::: INPUT MATERIAL :::
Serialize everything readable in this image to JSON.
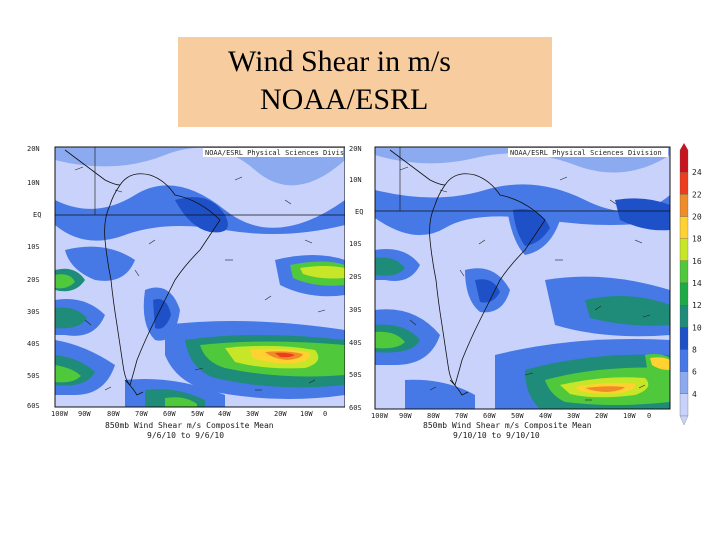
{
  "title": {
    "line1": "Wind Shear in m/s",
    "line2": "NOAA/ESRL"
  },
  "left_panel": {
    "header": "NOAA/ESRL Physical Sciences Division",
    "lat_labels": [
      "20N",
      "10N",
      "EQ",
      "10S",
      "20S",
      "30S",
      "40S",
      "50S",
      "60S"
    ],
    "lon_labels": [
      "100W",
      "90W",
      "80W",
      "70W",
      "60W",
      "50W",
      "40W",
      "30W",
      "20W",
      "10W",
      "0"
    ],
    "caption_line1": "850mb Wind Shear m/s Composite Mean",
    "caption_line2": "9/6/10 to 9/6/10"
  },
  "right_panel": {
    "header": "NOAA/ESRL Physical Sciences Division",
    "lat_labels": [
      "20N",
      "10N",
      "EQ",
      "10S",
      "20S",
      "30S",
      "40S",
      "50S",
      "60S"
    ],
    "lon_labels": [
      "100W",
      "90W",
      "80W",
      "70W",
      "60W",
      "50W",
      "40W",
      "30W",
      "20W",
      "10W",
      "0"
    ],
    "caption_line1": "850mb Wind Shear m/s Composite Mean",
    "caption_line2": "9/10/10 to 9/10/10"
  },
  "colorbar": {
    "levels": [
      "24",
      "22",
      "20",
      "18",
      "16",
      "14",
      "12",
      "10",
      "8",
      "6",
      "4"
    ],
    "colors": [
      "#c8141e",
      "#ee3c1e",
      "#f08c28",
      "#ffd232",
      "#c8e628",
      "#50c83c",
      "#1eaa46",
      "#1e8c78",
      "#1e50c8",
      "#4678e6",
      "#8caaf0",
      "#c8d2fa"
    ]
  }
}
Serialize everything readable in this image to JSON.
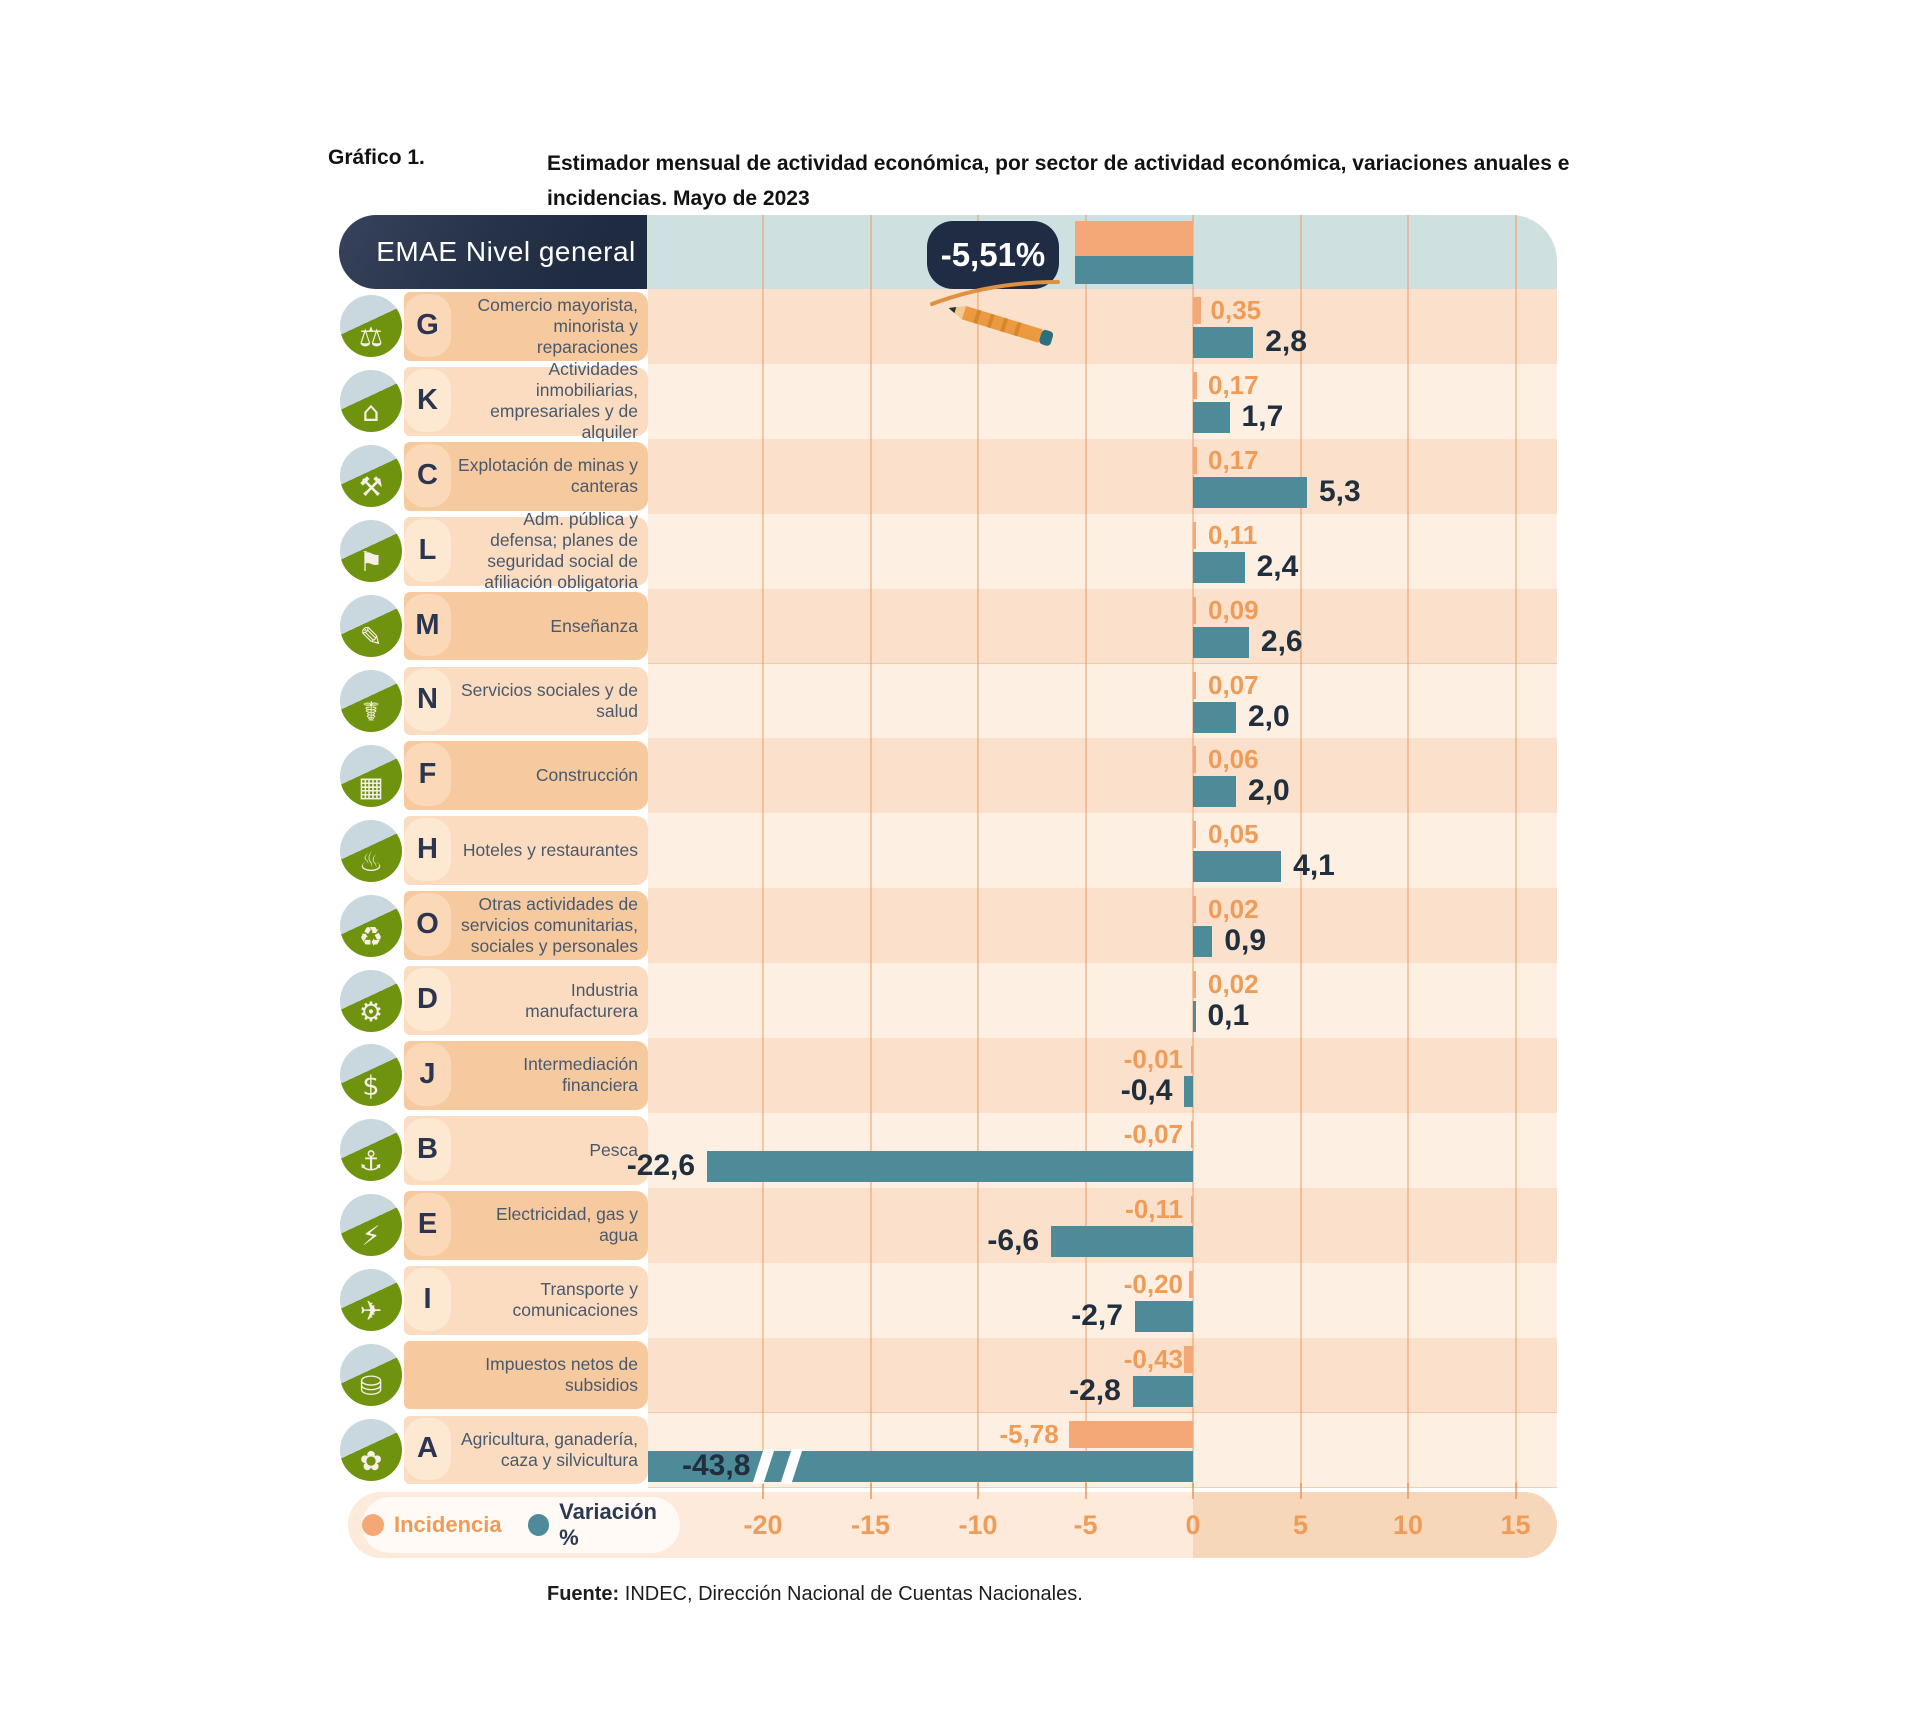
{
  "title": {
    "prefix": "Gráfico 1.",
    "line1": "Estimador mensual de actividad económica, por sector de actividad económica, variaciones anuales e",
    "line2": "incidencias. Mayo de 2023"
  },
  "colors": {
    "incidence": "#f5a877",
    "variation": "#4d8b99",
    "band_blue": "#cfe0e1",
    "navy": "#202c44",
    "orange_text": "#ee9c58",
    "dark_value_text": "#202e3e",
    "stripe_dark": "#fbe1cb",
    "stripe_light": "#fdefe2",
    "labelbox_dark": "#f7c99f",
    "labelbox_light": "#fbdcc0",
    "blob_dark": "#fbd9b8",
    "blob_light": "#fde8d2"
  },
  "legend": [
    {
      "label": "Incidencia",
      "color": "#f5a877"
    },
    {
      "label": "Variación %",
      "color": "#4d8b99"
    }
  ],
  "source": {
    "prefix": "Fuente:",
    "text": " INDEC, Dirección Nacional de Cuentas Nacionales."
  },
  "chart_data": {
    "type": "bar",
    "orientation": "horizontal",
    "unit": "%",
    "x_ticks": [
      -20,
      -15,
      -10,
      -5,
      0,
      5,
      10,
      15
    ],
    "series_names": [
      "Incidencia",
      "Variación %"
    ],
    "general": {
      "label": "EMAE Nivel general",
      "variation": -5.51,
      "badge": "-5,51%"
    },
    "rows": [
      {
        "letter": "G",
        "icon": "commerce-cart-icon",
        "glyph": "⚖",
        "label": "Comercio mayorista, minorista y reparaciones",
        "incidence": 0.35,
        "incidence_label": "0,35",
        "variation": 2.8,
        "variation_label": "2,8"
      },
      {
        "letter": "K",
        "icon": "real-estate-icon",
        "glyph": "⌂",
        "label": "Actividades inmobiliarias, empresariales y de alquiler",
        "incidence": 0.17,
        "incidence_label": "0,17",
        "variation": 1.7,
        "variation_label": "1,7"
      },
      {
        "letter": "C",
        "icon": "mining-icon",
        "glyph": "⚒",
        "label": "Explotación de minas y canteras",
        "incidence": 0.17,
        "incidence_label": "0,17",
        "variation": 5.3,
        "variation_label": "5,3"
      },
      {
        "letter": "L",
        "icon": "public-administration-icon",
        "glyph": "⚑",
        "label": "Adm. pública y defensa; planes de seguridad social de afiliación obligatoria",
        "incidence": 0.11,
        "incidence_label": "0,11",
        "variation": 2.4,
        "variation_label": "2,4"
      },
      {
        "letter": "M",
        "icon": "education-icon",
        "glyph": "✎",
        "label": "Enseñanza",
        "incidence": 0.09,
        "incidence_label": "0,09",
        "variation": 2.6,
        "variation_label": "2,6"
      },
      {
        "letter": "N",
        "icon": "health-icon",
        "glyph": "☤",
        "label": "Servicios sociales y de salud",
        "incidence": 0.07,
        "incidence_label": "0,07",
        "variation": 2.0,
        "variation_label": "2,0"
      },
      {
        "letter": "F",
        "icon": "construction-icon",
        "glyph": "▦",
        "label": "Construcción",
        "incidence": 0.06,
        "incidence_label": "0,06",
        "variation": 2.0,
        "variation_label": "2,0"
      },
      {
        "letter": "H",
        "icon": "hotels-restaurants-icon",
        "glyph": "♨",
        "label": "Hoteles y restaurantes",
        "incidence": 0.05,
        "incidence_label": "0,05",
        "variation": 4.1,
        "variation_label": "4,1"
      },
      {
        "letter": "O",
        "icon": "community-services-icon",
        "glyph": "♻",
        "label": "Otras actividades de servicios comunitarias, sociales y personales",
        "incidence": 0.02,
        "incidence_label": "0,02",
        "variation": 0.9,
        "variation_label": "0,9"
      },
      {
        "letter": "D",
        "icon": "manufacturing-icon",
        "glyph": "⚙",
        "label": "Industria manufacturera",
        "incidence": 0.02,
        "incidence_label": "0,02",
        "variation": 0.1,
        "variation_label": "0,1"
      },
      {
        "letter": "J",
        "icon": "financial-icon",
        "glyph": "$",
        "label": "Intermediación financiera",
        "incidence": -0.01,
        "incidence_label": "-0,01",
        "variation": -0.4,
        "variation_label": "-0,4"
      },
      {
        "letter": "B",
        "icon": "fishing-icon",
        "glyph": "⚓",
        "label": "Pesca",
        "incidence": -0.07,
        "incidence_label": "-0,07",
        "variation": -22.6,
        "variation_label": "-22,6"
      },
      {
        "letter": "E",
        "icon": "electricity-gas-water-icon",
        "glyph": "⚡",
        "label": "Electricidad, gas y agua",
        "incidence": -0.11,
        "incidence_label": "-0,11",
        "variation": -6.6,
        "variation_label": "-6,6"
      },
      {
        "letter": "I",
        "icon": "transport-communications-icon",
        "glyph": "✈",
        "label": "Transporte y comunicaciones",
        "incidence": -0.2,
        "incidence_label": "-0,20",
        "variation": -2.7,
        "variation_label": "-2,7"
      },
      {
        "letter": "",
        "icon": "net-taxes-icon",
        "glyph": "⛁",
        "label": "Impuestos netos de subsidios",
        "incidence": -0.43,
        "incidence_label": "-0,43",
        "variation": -2.8,
        "variation_label": "-2,8"
      },
      {
        "letter": "A",
        "icon": "agriculture-icon",
        "glyph": "✿",
        "label": "Agricultura, ganadería, caza y silvicultura",
        "incidence": -5.78,
        "incidence_label": "-5,78",
        "variation": -43.8,
        "variation_label": "-43,8",
        "clipped": true
      }
    ]
  }
}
:::
| AIM OF THE TASK |
Reproduce all entries exactly. Pictures do not belong in the copy.

| PROBLEM SOLUTION |
Serialize everything readable in this image to JSON.
{
  "title": {
    "line1": "Wind Shear in m/s",
    "line2": "NOAA/ESRL"
  },
  "left_panel": {
    "header": "NOAA/ESRL Physical Sciences Division",
    "lat_labels": [
      "20N",
      "10N",
      "EQ",
      "10S",
      "20S",
      "30S",
      "40S",
      "50S",
      "60S"
    ],
    "lon_labels": [
      "100W",
      "90W",
      "80W",
      "70W",
      "60W",
      "50W",
      "40W",
      "30W",
      "20W",
      "10W",
      "0"
    ],
    "caption_line1": "850mb Wind Shear m/s Composite Mean",
    "caption_line2": "9/6/10 to 9/6/10"
  },
  "right_panel": {
    "header": "NOAA/ESRL Physical Sciences Division",
    "lat_labels": [
      "20N",
      "10N",
      "EQ",
      "10S",
      "20S",
      "30S",
      "40S",
      "50S",
      "60S"
    ],
    "lon_labels": [
      "100W",
      "90W",
      "80W",
      "70W",
      "60W",
      "50W",
      "40W",
      "30W",
      "20W",
      "10W",
      "0"
    ],
    "caption_line1": "850mb Wind Shear m/s Composite Mean",
    "caption_line2": "9/10/10 to 9/10/10"
  },
  "colorbar": {
    "levels": [
      "24",
      "22",
      "20",
      "18",
      "16",
      "14",
      "12",
      "10",
      "8",
      "6",
      "4"
    ],
    "colors": [
      "#c8141e",
      "#ee3c1e",
      "#f08c28",
      "#ffd232",
      "#c8e628",
      "#50c83c",
      "#1eaa46",
      "#1e8c78",
      "#1e50c8",
      "#4678e6",
      "#8caaf0",
      "#c8d2fa"
    ]
  }
}
Serialize everything readable in this image to JSON.
{
  "title": {
    "prefix": "Gráfico 1.",
    "line1": "Estimador mensual de actividad económica, por sector de actividad económica, variaciones anuales e",
    "line2": "incidencias. Mayo de 2023"
  },
  "colors": {
    "incidence": "#f5a877",
    "variation": "#4d8b99",
    "band_blue": "#cfe0e1",
    "navy": "#202c44",
    "orange_text": "#ee9c58",
    "dark_value_text": "#202e3e",
    "stripe_dark": "#fbe1cb",
    "stripe_light": "#fdefe2",
    "labelbox_dark": "#f7c99f",
    "labelbox_light": "#fbdcc0",
    "blob_dark": "#fbd9b8",
    "blob_light": "#fde8d2"
  },
  "legend": [
    {
      "label": "Incidencia",
      "color": "#f5a877"
    },
    {
      "label": "Variación %",
      "color": "#4d8b99"
    }
  ],
  "source": {
    "prefix": "Fuente:",
    "text": " INDEC, Dirección Nacional de Cuentas Nacionales."
  },
  "chart_data": {
    "type": "bar",
    "orientation": "horizontal",
    "unit": "%",
    "x_ticks": [
      -20,
      -15,
      -10,
      -5,
      0,
      5,
      10,
      15
    ],
    "series_names": [
      "Incidencia",
      "Variación %"
    ],
    "general": {
      "label": "EMAE Nivel general",
      "variation": -5.51,
      "badge": "-5,51%"
    },
    "rows": [
      {
        "letter": "G",
        "icon": "commerce-cart-icon",
        "glyph": "⚖",
        "label": "Comercio mayorista, minorista y reparaciones",
        "incidence": 0.35,
        "incidence_label": "0,35",
        "variation": 2.8,
        "variation_label": "2,8"
      },
      {
        "letter": "K",
        "icon": "real-estate-icon",
        "glyph": "⌂",
        "label": "Actividades inmobiliarias, empresariales y de alquiler",
        "incidence": 0.17,
        "incidence_label": "0,17",
        "variation": 1.7,
        "variation_label": "1,7"
      },
      {
        "letter": "C",
        "icon": "mining-icon",
        "glyph": "⚒",
        "label": "Explotación de minas y canteras",
        "incidence": 0.17,
        "incidence_label": "0,17",
        "variation": 5.3,
        "variation_label": "5,3"
      },
      {
        "letter": "L",
        "icon": "public-administration-icon",
        "glyph": "⚑",
        "label": "Adm. pública y defensa; planes de seguridad social de afiliación obligatoria",
        "incidence": 0.11,
        "incidence_label": "0,11",
        "variation": 2.4,
        "variation_label": "2,4"
      },
      {
        "letter": "M",
        "icon": "education-icon",
        "glyph": "✎",
        "label": "Enseñanza",
        "incidence": 0.09,
        "incidence_label": "0,09",
        "variation": 2.6,
        "variation_label": "2,6"
      },
      {
        "letter": "N",
        "icon": "health-icon",
        "glyph": "☤",
        "label": "Servicios sociales y de salud",
        "incidence": 0.07,
        "incidence_label": "0,07",
        "variation": 2.0,
        "variation_label": "2,0"
      },
      {
        "letter": "F",
        "icon": "construction-icon",
        "glyph": "▦",
        "label": "Construcción",
        "incidence": 0.06,
        "incidence_label": "0,06",
        "variation": 2.0,
        "variation_label": "2,0"
      },
      {
        "letter": "H",
        "icon": "hotels-restaurants-icon",
        "glyph": "♨",
        "label": "Hoteles y restaurantes",
        "incidence": 0.05,
        "incidence_label": "0,05",
        "variation": 4.1,
        "variation_label": "4,1"
      },
      {
        "letter": "O",
        "icon": "community-services-icon",
        "glyph": "♻",
        "label": "Otras actividades de servicios comunitarias, sociales y personales",
        "incidence": 0.02,
        "incidence_label": "0,02",
        "variation": 0.9,
        "variation_label": "0,9"
      },
      {
        "letter": "D",
        "icon": "manufacturing-icon",
        "glyph": "⚙",
        "label": "Industria manufacturera",
        "incidence": 0.02,
        "incidence_label": "0,02",
        "variation": 0.1,
        "variation_label": "0,1"
      },
      {
        "letter": "J",
        "icon": "financial-icon",
        "glyph": "$",
        "label": "Intermediación financiera",
        "incidence": -0.01,
        "incidence_label": "-0,01",
        "variation": -0.4,
        "variation_label": "-0,4"
      },
      {
        "letter": "B",
        "icon": "fishing-icon",
        "glyph": "⚓",
        "label": "Pesca",
        "incidence": -0.07,
        "incidence_label": "-0,07",
        "variation": -22.6,
        "variation_label": "-22,6"
      },
      {
        "letter": "E",
        "icon": "electricity-gas-water-icon",
        "glyph": "⚡",
        "label": "Electricidad, gas y agua",
        "incidence": -0.11,
        "incidence_label": "-0,11",
        "variation": -6.6,
        "variation_label": "-6,6"
      },
      {
        "letter": "I",
        "icon": "transport-communications-icon",
        "glyph": "✈",
        "label": "Transporte y comunicaciones",
        "incidence": -0.2,
        "incidence_label": "-0,20",
        "variation": -2.7,
        "variation_label": "-2,7"
      },
      {
        "letter": "",
        "icon": "net-taxes-icon",
        "glyph": "⛁",
        "label": "Impuestos netos de subsidios",
        "incidence": -0.43,
        "incidence_label": "-0,43",
        "variation": -2.8,
        "variation_label": "-2,8"
      },
      {
        "letter": "A",
        "icon": "agriculture-icon",
        "glyph": "✿",
        "label": "Agricultura, ganadería, caza y silvicultura",
        "incidence": -5.78,
        "incidence_label": "-5,78",
        "variation": -43.8,
        "variation_label": "-43,8",
        "clipped": true
      }
    ]
  }
}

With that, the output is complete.